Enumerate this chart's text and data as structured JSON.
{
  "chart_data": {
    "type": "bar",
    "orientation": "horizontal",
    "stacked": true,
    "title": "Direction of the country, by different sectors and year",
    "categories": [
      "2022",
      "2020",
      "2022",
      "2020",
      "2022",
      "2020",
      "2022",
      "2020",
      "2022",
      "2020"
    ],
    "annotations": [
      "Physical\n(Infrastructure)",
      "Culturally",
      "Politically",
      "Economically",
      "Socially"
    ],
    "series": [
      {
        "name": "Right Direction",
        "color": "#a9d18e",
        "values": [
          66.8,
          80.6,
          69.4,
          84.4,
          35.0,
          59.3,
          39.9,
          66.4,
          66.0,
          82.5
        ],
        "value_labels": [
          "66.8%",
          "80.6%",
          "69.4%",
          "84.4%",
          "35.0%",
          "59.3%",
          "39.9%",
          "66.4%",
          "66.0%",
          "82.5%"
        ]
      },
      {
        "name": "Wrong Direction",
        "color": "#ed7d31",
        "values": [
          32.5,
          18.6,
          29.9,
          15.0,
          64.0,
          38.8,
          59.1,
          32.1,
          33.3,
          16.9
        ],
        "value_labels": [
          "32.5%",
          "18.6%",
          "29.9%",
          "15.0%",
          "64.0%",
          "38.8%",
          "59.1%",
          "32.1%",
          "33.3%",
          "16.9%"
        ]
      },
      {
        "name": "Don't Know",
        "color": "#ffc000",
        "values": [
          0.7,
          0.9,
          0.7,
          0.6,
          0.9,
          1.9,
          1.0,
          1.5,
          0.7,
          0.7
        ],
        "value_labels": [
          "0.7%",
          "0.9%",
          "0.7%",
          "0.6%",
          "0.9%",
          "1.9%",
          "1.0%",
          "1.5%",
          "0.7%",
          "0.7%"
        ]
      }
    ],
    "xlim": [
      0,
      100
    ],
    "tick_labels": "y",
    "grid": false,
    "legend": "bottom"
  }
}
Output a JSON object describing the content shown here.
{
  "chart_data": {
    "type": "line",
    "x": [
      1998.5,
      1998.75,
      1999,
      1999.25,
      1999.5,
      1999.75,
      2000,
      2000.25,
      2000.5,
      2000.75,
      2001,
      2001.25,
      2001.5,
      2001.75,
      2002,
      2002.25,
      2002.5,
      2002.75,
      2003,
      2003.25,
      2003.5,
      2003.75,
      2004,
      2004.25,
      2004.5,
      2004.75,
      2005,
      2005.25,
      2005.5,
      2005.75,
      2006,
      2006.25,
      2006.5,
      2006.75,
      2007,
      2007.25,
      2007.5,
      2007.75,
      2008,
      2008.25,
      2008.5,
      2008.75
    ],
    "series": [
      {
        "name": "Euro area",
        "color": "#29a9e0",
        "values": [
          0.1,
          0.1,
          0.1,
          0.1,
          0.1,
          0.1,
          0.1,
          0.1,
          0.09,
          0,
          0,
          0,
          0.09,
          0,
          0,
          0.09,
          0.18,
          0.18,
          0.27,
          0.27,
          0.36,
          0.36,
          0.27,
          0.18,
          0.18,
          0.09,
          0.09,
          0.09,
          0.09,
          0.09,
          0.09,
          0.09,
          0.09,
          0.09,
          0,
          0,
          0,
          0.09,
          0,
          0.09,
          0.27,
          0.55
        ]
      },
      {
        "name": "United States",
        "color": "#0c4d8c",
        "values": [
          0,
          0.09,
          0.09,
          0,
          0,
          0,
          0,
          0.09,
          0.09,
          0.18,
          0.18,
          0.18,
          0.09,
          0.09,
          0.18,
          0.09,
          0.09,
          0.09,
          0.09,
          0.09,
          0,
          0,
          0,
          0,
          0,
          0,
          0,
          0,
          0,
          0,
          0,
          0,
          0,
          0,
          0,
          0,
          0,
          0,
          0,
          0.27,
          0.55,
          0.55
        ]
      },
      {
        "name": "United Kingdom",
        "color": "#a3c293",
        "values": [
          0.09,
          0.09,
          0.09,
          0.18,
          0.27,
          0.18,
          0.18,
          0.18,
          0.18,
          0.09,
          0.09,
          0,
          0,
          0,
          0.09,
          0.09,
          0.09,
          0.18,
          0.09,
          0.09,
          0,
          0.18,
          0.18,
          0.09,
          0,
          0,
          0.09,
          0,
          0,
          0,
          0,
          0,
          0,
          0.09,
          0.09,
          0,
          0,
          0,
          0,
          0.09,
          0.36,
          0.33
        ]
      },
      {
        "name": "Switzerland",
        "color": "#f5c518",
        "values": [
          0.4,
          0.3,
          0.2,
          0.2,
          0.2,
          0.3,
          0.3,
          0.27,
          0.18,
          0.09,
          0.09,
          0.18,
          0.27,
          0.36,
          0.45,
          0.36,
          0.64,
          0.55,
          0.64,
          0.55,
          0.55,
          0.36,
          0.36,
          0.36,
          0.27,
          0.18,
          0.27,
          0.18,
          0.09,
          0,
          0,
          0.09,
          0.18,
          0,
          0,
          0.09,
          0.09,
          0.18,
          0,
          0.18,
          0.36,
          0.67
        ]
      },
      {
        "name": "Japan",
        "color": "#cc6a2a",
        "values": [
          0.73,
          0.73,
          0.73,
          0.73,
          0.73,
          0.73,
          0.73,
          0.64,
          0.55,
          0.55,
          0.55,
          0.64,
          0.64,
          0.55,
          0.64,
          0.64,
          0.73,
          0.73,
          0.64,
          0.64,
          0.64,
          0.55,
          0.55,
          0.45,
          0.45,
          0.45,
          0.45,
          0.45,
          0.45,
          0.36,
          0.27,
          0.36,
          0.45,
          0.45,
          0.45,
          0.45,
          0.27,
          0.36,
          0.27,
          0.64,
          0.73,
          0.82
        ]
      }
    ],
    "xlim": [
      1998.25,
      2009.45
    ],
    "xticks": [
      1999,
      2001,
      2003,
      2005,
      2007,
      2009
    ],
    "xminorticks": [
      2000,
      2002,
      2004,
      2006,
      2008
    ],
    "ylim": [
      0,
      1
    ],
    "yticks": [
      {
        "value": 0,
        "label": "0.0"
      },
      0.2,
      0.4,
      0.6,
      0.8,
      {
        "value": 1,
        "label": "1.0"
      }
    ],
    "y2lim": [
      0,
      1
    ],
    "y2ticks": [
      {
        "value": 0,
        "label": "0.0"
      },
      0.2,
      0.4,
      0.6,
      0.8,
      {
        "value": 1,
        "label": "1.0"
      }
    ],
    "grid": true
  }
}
_ _ _ _
#### Problem details:
In the entries above, find every line with the word "color" and list it.

#### Correct result:
        "color": "#a9d18e",
        "color": "#ed7d31",
        "color": "#ffc000",
        "color": "#29a9e0",
        "color": "#0c4d8c",
        "color": "#a3c293",
        "color": "#f5c518",
        "color": "#cc6a2a",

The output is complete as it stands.